===== Task material =====

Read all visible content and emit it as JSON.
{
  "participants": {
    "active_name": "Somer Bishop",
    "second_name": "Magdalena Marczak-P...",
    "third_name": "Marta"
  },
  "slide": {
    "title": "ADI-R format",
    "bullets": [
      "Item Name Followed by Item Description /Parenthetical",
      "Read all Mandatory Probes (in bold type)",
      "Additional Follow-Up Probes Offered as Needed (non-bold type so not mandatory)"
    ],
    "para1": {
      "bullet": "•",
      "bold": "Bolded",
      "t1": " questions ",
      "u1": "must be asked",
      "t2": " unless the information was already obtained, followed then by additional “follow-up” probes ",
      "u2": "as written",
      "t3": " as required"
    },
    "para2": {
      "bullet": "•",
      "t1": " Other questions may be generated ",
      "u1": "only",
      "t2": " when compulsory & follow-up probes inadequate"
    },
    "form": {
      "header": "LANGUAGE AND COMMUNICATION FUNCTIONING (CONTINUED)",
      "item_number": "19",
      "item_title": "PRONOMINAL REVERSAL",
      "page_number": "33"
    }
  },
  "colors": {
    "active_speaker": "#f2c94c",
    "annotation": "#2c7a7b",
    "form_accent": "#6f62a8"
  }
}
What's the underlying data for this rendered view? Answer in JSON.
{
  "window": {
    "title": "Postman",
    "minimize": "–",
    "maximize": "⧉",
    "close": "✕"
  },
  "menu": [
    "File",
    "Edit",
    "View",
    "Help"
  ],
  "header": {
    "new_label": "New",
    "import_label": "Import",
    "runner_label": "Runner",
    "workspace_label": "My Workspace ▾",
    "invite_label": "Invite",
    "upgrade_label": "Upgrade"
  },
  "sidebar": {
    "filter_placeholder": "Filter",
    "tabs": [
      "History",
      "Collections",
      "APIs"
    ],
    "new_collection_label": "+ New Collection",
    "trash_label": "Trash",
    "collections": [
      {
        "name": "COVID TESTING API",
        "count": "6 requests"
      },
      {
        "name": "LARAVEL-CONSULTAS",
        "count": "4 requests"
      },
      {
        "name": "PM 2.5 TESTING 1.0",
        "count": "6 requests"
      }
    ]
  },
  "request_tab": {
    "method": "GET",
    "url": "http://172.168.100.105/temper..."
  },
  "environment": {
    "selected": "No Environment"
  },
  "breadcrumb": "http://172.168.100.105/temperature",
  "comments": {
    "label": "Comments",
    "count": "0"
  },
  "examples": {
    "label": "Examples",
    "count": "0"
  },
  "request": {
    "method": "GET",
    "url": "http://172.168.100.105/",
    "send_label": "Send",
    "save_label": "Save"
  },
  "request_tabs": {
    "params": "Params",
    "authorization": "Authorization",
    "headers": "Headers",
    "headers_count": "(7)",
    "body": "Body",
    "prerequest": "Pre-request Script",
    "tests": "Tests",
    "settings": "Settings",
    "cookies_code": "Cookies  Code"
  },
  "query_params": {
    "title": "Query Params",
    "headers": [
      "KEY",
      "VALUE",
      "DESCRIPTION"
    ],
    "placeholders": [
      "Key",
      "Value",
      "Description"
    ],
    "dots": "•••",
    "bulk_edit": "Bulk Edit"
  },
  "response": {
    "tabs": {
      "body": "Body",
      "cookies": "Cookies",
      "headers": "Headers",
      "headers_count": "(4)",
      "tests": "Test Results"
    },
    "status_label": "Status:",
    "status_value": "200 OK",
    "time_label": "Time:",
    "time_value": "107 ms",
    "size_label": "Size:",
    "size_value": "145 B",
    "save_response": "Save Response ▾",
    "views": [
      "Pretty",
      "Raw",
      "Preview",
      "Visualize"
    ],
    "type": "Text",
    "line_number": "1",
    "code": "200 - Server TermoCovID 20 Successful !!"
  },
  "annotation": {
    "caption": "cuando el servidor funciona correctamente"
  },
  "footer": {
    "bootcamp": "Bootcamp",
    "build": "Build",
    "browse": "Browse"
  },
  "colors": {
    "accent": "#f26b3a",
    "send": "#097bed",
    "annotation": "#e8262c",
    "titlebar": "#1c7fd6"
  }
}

=====

▸ **Exercise description**
Go over the records above and tally the lines with the word "JSON" in them. Give the number alone.

▸ **Task answer**
2